On GPU there is an overhead whenever we call a new kernel. In pftrajectories
function we are running a kernel for each gate.
In the GPU kernel that we run for each gate, each thread takes care of one row in the Pauli Frame. This suggests that fusing all those kernels into one kernel would give a potential improvement.
The idea is to have a method apply_row
implemented for each gate and then we can have our fusion kernel like this:
function batch_kernel(xzs::AbstractMatrix{Tme}, phases::AbstractArray{Tmz}, gate_batch, rows::Unsigned, compute_phases::Bool) where {Tme <: Unsigned, Tmz <: Unsigned}
r = (blockIdx().x - 1) * blockDim().x + threadIdx().x
if r > rows
return nothing
end
for gate in gate_batch
apply_row!(xzs, phases, r, gate, compute_phases)
end
return nothing
end
The initial version is implemented here
potential improvement
- potentially improves the time as we are only running one kernel not
num_gates
kernels. -
apply_row!
provides an abstraction for us over cpu and gpu implementation. so if we refactor the code in the future and haveapply_row!

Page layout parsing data

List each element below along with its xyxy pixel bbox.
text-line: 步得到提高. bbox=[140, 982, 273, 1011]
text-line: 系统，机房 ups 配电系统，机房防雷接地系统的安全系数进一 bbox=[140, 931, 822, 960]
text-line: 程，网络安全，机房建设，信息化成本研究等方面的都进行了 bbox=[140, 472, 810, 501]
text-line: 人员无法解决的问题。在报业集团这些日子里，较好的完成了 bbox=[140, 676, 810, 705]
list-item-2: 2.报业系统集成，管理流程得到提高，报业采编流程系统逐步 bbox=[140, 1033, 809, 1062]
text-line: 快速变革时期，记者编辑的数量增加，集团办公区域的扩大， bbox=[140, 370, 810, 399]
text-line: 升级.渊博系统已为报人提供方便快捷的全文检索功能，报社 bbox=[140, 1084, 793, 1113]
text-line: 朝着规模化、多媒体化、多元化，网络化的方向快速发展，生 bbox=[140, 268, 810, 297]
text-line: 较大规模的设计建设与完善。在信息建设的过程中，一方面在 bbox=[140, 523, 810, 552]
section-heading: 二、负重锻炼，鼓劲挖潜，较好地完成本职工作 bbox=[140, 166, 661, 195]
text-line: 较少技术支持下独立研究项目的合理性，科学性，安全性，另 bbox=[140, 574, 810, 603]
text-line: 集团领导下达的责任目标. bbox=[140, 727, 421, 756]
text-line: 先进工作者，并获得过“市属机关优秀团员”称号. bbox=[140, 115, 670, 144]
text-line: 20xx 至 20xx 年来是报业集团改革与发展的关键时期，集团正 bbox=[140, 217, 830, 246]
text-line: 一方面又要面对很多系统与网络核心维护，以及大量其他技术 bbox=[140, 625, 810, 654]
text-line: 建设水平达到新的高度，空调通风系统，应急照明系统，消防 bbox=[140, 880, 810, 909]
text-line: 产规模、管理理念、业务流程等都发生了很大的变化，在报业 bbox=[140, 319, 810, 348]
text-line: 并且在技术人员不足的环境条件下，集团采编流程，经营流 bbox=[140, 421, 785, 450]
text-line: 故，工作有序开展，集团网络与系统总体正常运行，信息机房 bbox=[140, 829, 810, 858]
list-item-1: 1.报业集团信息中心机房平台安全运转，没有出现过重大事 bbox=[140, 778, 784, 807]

Actions to take »
**1.** In the note on GPU kernel fusion, what does each thread handle in the kernel that runs for each gate?
**2.** Write what comes next in the note on GPU kernel fusion, picking up where it stops.

Results for each task »
**1.** Each thread takes care of one row in the Pauli Frame.

**2.**
for all gates (and make them@inline
) we can use this in both CPU and GPU (so we don't have the duplicate code for each single gate in the GPU support.
issue 1
the kernel has to be compiled for each different type of gate_batch which is exponentially large (gates ^ n). We will resolve this issue using SumTypes in the future.
issue 2
gpu kernels do not allow variable indexing or iterating over a tuple. so for gate in gate_batch
will produce the error below:
ERROR: InvalidIRError: compiling MethodInstance for batch_kernel resulted in invalid LLVM IR
Reason: unsupported call to an unknown function (call to ijl_get_nth_field_checked)
In order to fix this we try to pass the gates in the form of a nested tuple Tuple{G1, Tuple{G2, Tuple{G3, ...}}}
and then iterate over them like a linked list. This seem to work when number of gates are less than 4. but still produces the same error as above (call to ijl_get_nth_field_checked
)
currently, I am trying to do some benchmarking by creating a kernel for a big (let's say 100) batch and see how much improvement it shows.
apply_row!(xzs, phases, r, gate_batch[1], compute_phases)
apply_row!(xzs, phases, r, gate_batch[2], compute_phases)
apply_row!(xzs, phases, r, gate_batch[3], compute_phases)
apply_row!(xzs, phases, r, gate_batch[4], compute_phases)
.
.
.
Then we can use generated functions to achieve the same result.
After the experiment, turns out that the overhead of calling function apply_row! is a lot more than I expected.
The code is available here (the main function is profile_batched_kernel
)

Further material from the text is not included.